▸ Task
Report how many lines of the entries below contain the word "Contains", and nothing more.

(Rows from a dataset)

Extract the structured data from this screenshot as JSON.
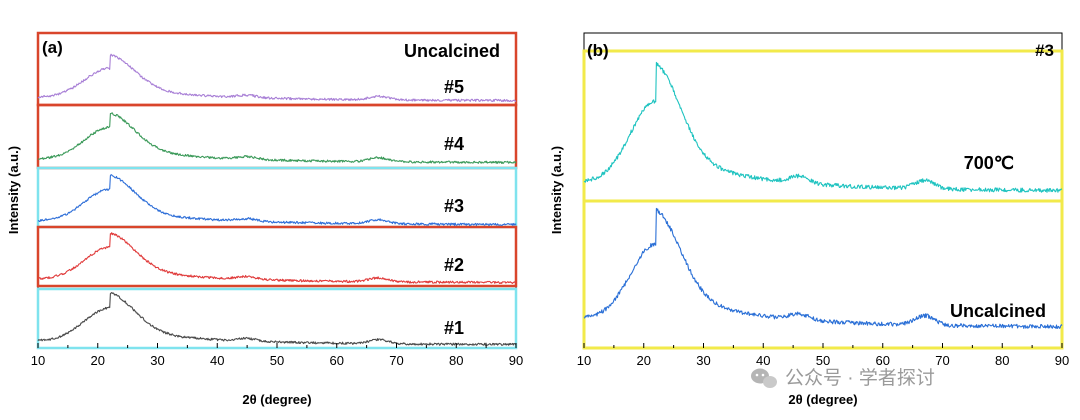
{
  "chart_data": [
    {
      "type": "line",
      "panel_label": "(a)",
      "title": "Uncalcined",
      "xlabel": "2θ (degree)",
      "ylabel": "Intensity (a.u.)",
      "xlim": [
        10,
        90
      ],
      "xticks": [
        "10",
        "20",
        "30",
        "40",
        "50",
        "60",
        "70",
        "80",
        "90"
      ],
      "stacked": true,
      "series": [
        {
          "name": "#5",
          "color": "#a87fd6",
          "box_color": "#d9452b",
          "peaks": [
            {
              "x": 22,
              "rel": 1.0
            },
            {
              "x": 45,
              "rel": 0.08
            },
            {
              "x": 67,
              "rel": 0.12
            }
          ]
        },
        {
          "name": "#4",
          "color": "#3c9a5a",
          "box_color": "#d9452b",
          "peaks": [
            {
              "x": 22,
              "rel": 1.0
            },
            {
              "x": 45,
              "rel": 0.08
            },
            {
              "x": 67,
              "rel": 0.12
            }
          ]
        },
        {
          "name": "#3",
          "color": "#2f6fd8",
          "box_color": "#7fe3ee",
          "peaks": [
            {
              "x": 22,
              "rel": 1.0
            },
            {
              "x": 45,
              "rel": 0.08
            },
            {
              "x": 67,
              "rel": 0.12
            }
          ]
        },
        {
          "name": "#2",
          "color": "#e03c3c",
          "box_color": "#d9452b",
          "peaks": [
            {
              "x": 22,
              "rel": 1.0
            },
            {
              "x": 45,
              "rel": 0.08
            },
            {
              "x": 67,
              "rel": 0.12
            }
          ]
        },
        {
          "name": "#1",
          "color": "#4a4a4a",
          "box_color": "#7fe3ee",
          "peaks": [
            {
              "x": 22,
              "rel": 1.0
            },
            {
              "x": 45,
              "rel": 0.08
            },
            {
              "x": 67,
              "rel": 0.12
            }
          ]
        }
      ],
      "grid": false
    },
    {
      "type": "line",
      "panel_label": "(b)",
      "title": "#3",
      "xlabel": "2θ (degree)",
      "ylabel": "Intensity (a.u.)",
      "xlim": [
        10,
        90
      ],
      "xticks": [
        "10",
        "20",
        "30",
        "40",
        "50",
        "60",
        "70",
        "80",
        "90"
      ],
      "stacked": true,
      "series": [
        {
          "name": "700℃",
          "color": "#1fc3c0",
          "box_color": "#f2ea4a",
          "peaks": [
            {
              "x": 22,
              "rel": 1.0
            },
            {
              "x": 46,
              "rel": 0.08
            },
            {
              "x": 67,
              "rel": 0.1
            }
          ]
        },
        {
          "name": "Uncalcined",
          "color": "#2a6fd6",
          "box_color": "#f2ea4a",
          "peaks": [
            {
              "x": 22,
              "rel": 1.0
            },
            {
              "x": 46,
              "rel": 0.08
            },
            {
              "x": 67,
              "rel": 0.12
            }
          ]
        }
      ],
      "grid": false
    }
  ],
  "watermark": {
    "icon": "wechat-icon",
    "text": "公众号 · 学者探讨"
  }
}
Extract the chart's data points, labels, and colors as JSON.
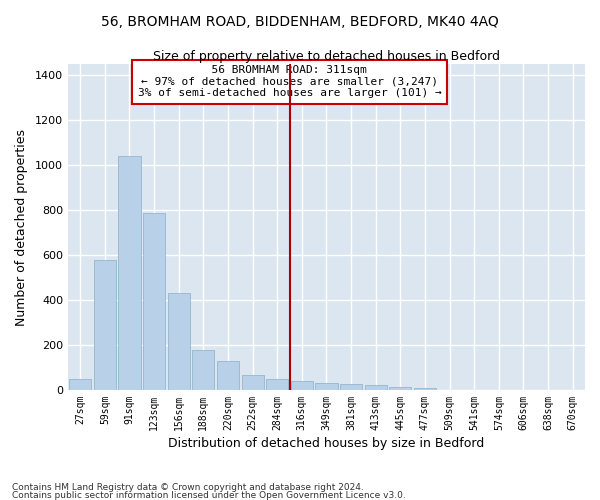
{
  "title1": "56, BROMHAM ROAD, BIDDENHAM, BEDFORD, MK40 4AQ",
  "title2": "Size of property relative to detached houses in Bedford",
  "xlabel": "Distribution of detached houses by size in Bedford",
  "ylabel": "Number of detached properties",
  "categories": [
    "27sqm",
    "59sqm",
    "91sqm",
    "123sqm",
    "156sqm",
    "188sqm",
    "220sqm",
    "252sqm",
    "284sqm",
    "316sqm",
    "349sqm",
    "381sqm",
    "413sqm",
    "445sqm",
    "477sqm",
    "509sqm",
    "541sqm",
    "574sqm",
    "606sqm",
    "638sqm",
    "670sqm"
  ],
  "values": [
    47,
    578,
    1040,
    787,
    430,
    178,
    128,
    65,
    47,
    40,
    30,
    27,
    22,
    15,
    10,
    0,
    0,
    0,
    0,
    0,
    0
  ],
  "bar_color": "#b8d0e8",
  "bar_edge_color": "#8aafc8",
  "vline_x": 9,
  "vline_color": "#aa0000",
  "annotation_text": "  56 BROMHAM ROAD: 311sqm  \n← 97% of detached houses are smaller (3,247)\n3% of semi-detached houses are larger (101) →",
  "annotation_box_color": "#cc0000",
  "ylim": [
    0,
    1450
  ],
  "yticks": [
    0,
    200,
    400,
    600,
    800,
    1000,
    1200,
    1400
  ],
  "background_color": "#dce6f0",
  "grid_color": "#ffffff",
  "footnote1": "Contains HM Land Registry data © Crown copyright and database right 2024.",
  "footnote2": "Contains public sector information licensed under the Open Government Licence v3.0."
}
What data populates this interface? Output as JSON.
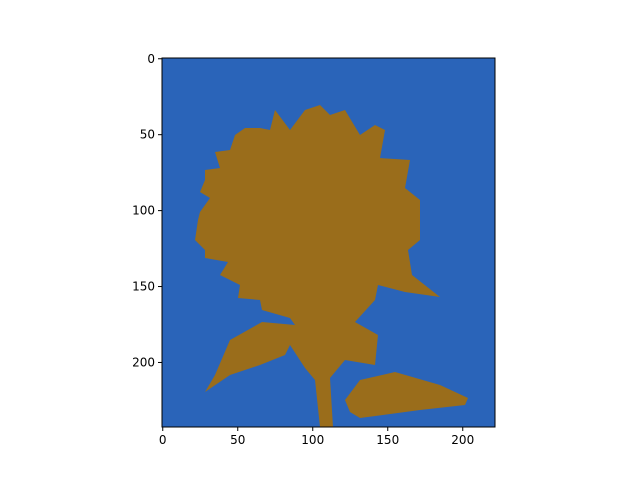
{
  "chart_data": {
    "type": "image",
    "xlim": [
      -0.5,
      221.5
    ],
    "ylim": [
      242.5,
      -0.5
    ],
    "xticks": [
      0,
      50,
      100,
      150,
      200
    ],
    "yticks": [
      0,
      50,
      100,
      150,
      200
    ],
    "background_color": "#2a64b9",
    "foreground_color": "#9a6d1b"
  }
}
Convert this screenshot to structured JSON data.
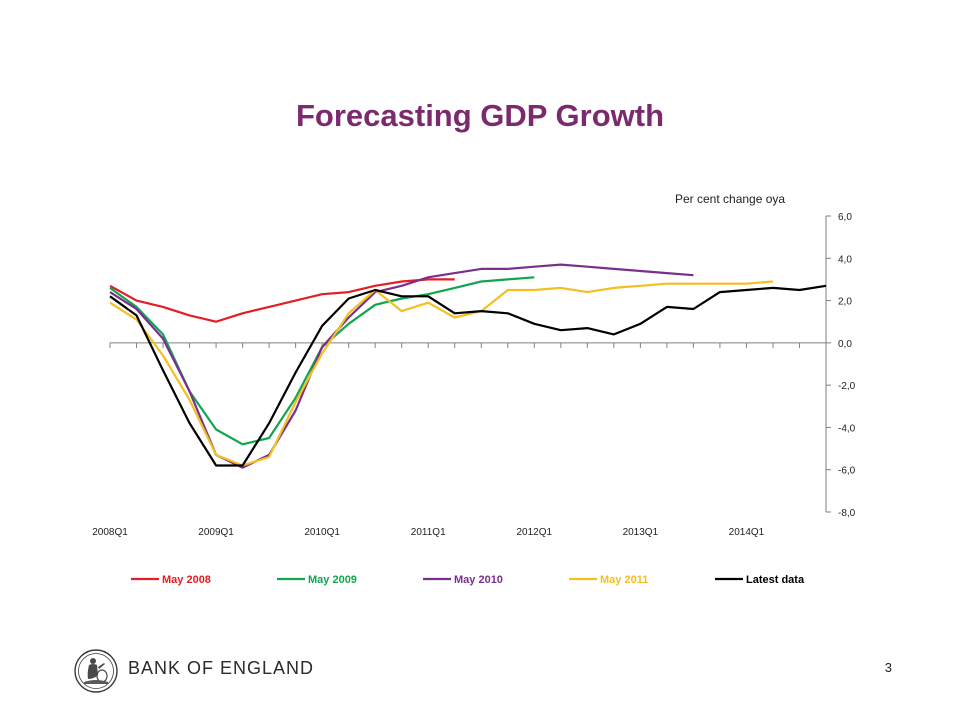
{
  "slide": {
    "title": "Forecasting GDP Growth",
    "page_number": "3",
    "org_name": "BANK OF ENGLAND",
    "logo_icon": "britannia-seal-icon"
  },
  "chart_data": {
    "type": "line",
    "title": "",
    "unit_label": "Per cent change oya",
    "ylim": [
      -8,
      6
    ],
    "y_ticks": [
      "6,0",
      "4,0",
      "2,0",
      "0,0",
      "-2,0",
      "-4,0",
      "-6,0",
      "-8,0"
    ],
    "y_tick_values": [
      6,
      4,
      2,
      0,
      -2,
      -4,
      -6,
      -8
    ],
    "x_tick_labels": [
      "2008Q1",
      "2009Q1",
      "2010Q1",
      "2011Q1",
      "2012Q1",
      "2013Q1",
      "2014Q1"
    ],
    "y_axis_position": "right",
    "legend_position": "bottom",
    "grid": false,
    "x": [
      "2008Q1",
      "2008Q2",
      "2008Q3",
      "2008Q4",
      "2009Q1",
      "2009Q2",
      "2009Q3",
      "2009Q4",
      "2010Q1",
      "2010Q2",
      "2010Q3",
      "2010Q4",
      "2011Q1",
      "2011Q2",
      "2011Q3",
      "2011Q4",
      "2012Q1",
      "2012Q2",
      "2012Q3",
      "2012Q4",
      "2013Q1",
      "2013Q2",
      "2013Q3",
      "2013Q4",
      "2014Q1",
      "2014Q2",
      "2014Q3",
      "2014Q4"
    ],
    "series": [
      {
        "name": "May 2008",
        "color": "#e31e24",
        "values": [
          2.7,
          2.0,
          1.7,
          1.3,
          1.0,
          1.4,
          1.7,
          2.0,
          2.3,
          2.4,
          2.7,
          2.9,
          3.0,
          3.0,
          null,
          null,
          null,
          null,
          null,
          null,
          null,
          null,
          null,
          null,
          null,
          null,
          null,
          null
        ]
      },
      {
        "name": "May 2009",
        "color": "#12a54f",
        "values": [
          2.6,
          1.7,
          0.4,
          -2.3,
          -4.1,
          -4.8,
          -4.5,
          -2.6,
          -0.2,
          0.9,
          1.8,
          2.1,
          2.3,
          2.6,
          2.9,
          3.0,
          3.1,
          null,
          null,
          null,
          null,
          null,
          null,
          null,
          null,
          null,
          null,
          null
        ]
      },
      {
        "name": "May 2010",
        "color": "#7b2f8c",
        "values": [
          2.4,
          1.6,
          0.2,
          -2.3,
          -5.3,
          -5.9,
          -5.3,
          -3.2,
          -0.2,
          1.2,
          2.4,
          2.7,
          3.1,
          3.3,
          3.5,
          3.5,
          3.6,
          3.7,
          3.6,
          3.5,
          3.4,
          3.3,
          3.2,
          null,
          null,
          null,
          null,
          null
        ]
      },
      {
        "name": "May 2011",
        "color": "#f4bf1f",
        "values": [
          1.9,
          1.1,
          -0.6,
          -2.7,
          -5.3,
          -5.8,
          -5.4,
          -2.8,
          -0.5,
          1.4,
          2.5,
          1.5,
          1.9,
          1.2,
          1.5,
          2.5,
          2.5,
          2.6,
          2.4,
          2.6,
          2.7,
          2.8,
          2.8,
          2.8,
          2.8,
          2.9,
          null,
          null
        ]
      },
      {
        "name": "Latest data",
        "color": "#000000",
        "values": [
          2.2,
          1.3,
          -1.3,
          -3.8,
          -5.8,
          -5.8,
          -3.8,
          -1.4,
          0.8,
          2.1,
          2.5,
          2.2,
          2.2,
          1.4,
          1.5,
          1.4,
          0.9,
          0.6,
          0.7,
          0.4,
          0.9,
          1.7,
          1.6,
          2.4,
          2.5,
          2.6,
          2.5,
          2.7
        ]
      }
    ]
  }
}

▸ Response below
2